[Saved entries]
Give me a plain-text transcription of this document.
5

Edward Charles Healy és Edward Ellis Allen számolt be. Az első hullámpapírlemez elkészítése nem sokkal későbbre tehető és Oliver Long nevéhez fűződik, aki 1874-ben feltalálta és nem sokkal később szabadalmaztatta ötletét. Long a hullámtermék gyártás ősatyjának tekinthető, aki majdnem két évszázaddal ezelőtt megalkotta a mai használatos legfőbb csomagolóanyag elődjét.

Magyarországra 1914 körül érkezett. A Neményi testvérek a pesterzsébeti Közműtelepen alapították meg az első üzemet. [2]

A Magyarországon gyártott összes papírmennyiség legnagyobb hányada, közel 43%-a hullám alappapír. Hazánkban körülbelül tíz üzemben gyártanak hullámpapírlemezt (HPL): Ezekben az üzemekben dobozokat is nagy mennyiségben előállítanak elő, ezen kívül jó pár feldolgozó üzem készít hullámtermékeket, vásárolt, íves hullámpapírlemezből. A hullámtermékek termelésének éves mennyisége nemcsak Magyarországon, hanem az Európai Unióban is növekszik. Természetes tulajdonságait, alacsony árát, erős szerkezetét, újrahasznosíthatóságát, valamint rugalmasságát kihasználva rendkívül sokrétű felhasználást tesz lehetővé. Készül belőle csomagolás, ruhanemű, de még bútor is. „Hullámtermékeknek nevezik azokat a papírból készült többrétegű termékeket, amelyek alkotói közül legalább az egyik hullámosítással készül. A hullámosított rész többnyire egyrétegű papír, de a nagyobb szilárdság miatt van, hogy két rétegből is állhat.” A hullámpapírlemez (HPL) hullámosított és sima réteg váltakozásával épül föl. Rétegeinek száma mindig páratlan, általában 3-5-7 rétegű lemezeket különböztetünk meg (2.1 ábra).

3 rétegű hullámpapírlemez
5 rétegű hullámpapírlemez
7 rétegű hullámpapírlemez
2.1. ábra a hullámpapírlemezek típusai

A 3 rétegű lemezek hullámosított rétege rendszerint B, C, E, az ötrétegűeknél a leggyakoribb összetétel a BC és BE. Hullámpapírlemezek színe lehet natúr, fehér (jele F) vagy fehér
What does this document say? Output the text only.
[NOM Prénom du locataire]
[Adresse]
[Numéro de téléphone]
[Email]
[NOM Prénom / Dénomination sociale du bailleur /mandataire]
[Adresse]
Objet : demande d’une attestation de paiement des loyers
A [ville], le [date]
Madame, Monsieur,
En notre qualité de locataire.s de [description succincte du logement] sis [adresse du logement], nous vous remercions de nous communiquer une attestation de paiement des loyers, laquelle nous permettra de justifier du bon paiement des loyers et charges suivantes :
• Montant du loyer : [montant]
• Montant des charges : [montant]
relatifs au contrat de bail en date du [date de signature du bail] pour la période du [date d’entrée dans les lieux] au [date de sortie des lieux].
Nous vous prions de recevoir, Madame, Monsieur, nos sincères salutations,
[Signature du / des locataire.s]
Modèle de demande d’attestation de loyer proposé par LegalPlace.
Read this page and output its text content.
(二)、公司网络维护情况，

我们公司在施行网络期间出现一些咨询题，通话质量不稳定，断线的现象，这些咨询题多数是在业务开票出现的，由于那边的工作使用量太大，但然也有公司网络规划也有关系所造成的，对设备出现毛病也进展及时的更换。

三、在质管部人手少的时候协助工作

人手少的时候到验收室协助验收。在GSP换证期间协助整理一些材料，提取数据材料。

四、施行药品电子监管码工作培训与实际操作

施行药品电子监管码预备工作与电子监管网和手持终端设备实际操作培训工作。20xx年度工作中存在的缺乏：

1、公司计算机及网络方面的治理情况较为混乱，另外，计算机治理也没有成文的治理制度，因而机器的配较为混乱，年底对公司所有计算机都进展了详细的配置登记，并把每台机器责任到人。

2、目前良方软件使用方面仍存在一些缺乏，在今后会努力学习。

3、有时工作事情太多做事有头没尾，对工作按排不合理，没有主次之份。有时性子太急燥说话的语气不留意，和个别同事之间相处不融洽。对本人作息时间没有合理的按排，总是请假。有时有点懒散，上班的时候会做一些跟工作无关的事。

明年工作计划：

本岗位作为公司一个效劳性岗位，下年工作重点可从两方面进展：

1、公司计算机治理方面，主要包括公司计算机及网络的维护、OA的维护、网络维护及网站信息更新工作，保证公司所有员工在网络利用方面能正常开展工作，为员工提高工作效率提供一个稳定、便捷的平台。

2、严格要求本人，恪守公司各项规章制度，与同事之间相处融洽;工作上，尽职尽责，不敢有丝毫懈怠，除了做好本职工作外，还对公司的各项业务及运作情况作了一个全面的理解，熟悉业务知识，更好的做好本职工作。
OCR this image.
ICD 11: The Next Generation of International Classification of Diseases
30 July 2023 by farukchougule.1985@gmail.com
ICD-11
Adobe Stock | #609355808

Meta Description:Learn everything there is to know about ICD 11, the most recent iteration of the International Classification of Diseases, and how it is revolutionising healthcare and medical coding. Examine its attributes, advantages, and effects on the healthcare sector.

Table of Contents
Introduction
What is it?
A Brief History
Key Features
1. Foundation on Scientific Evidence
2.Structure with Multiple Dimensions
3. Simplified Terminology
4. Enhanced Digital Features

Requirements
List each line in the listing that contains the string "Classification".

Solution below
ICD 11: The Next Generation of International Classification of Diseases
Meta Description:Learn everything there is to know about ICD 11, the most recent iteration of the International Classification of Diseases, and how it is revolutionising healthcare and medical coding. Examine its attributes, advantages, and effects on the healthcare sector.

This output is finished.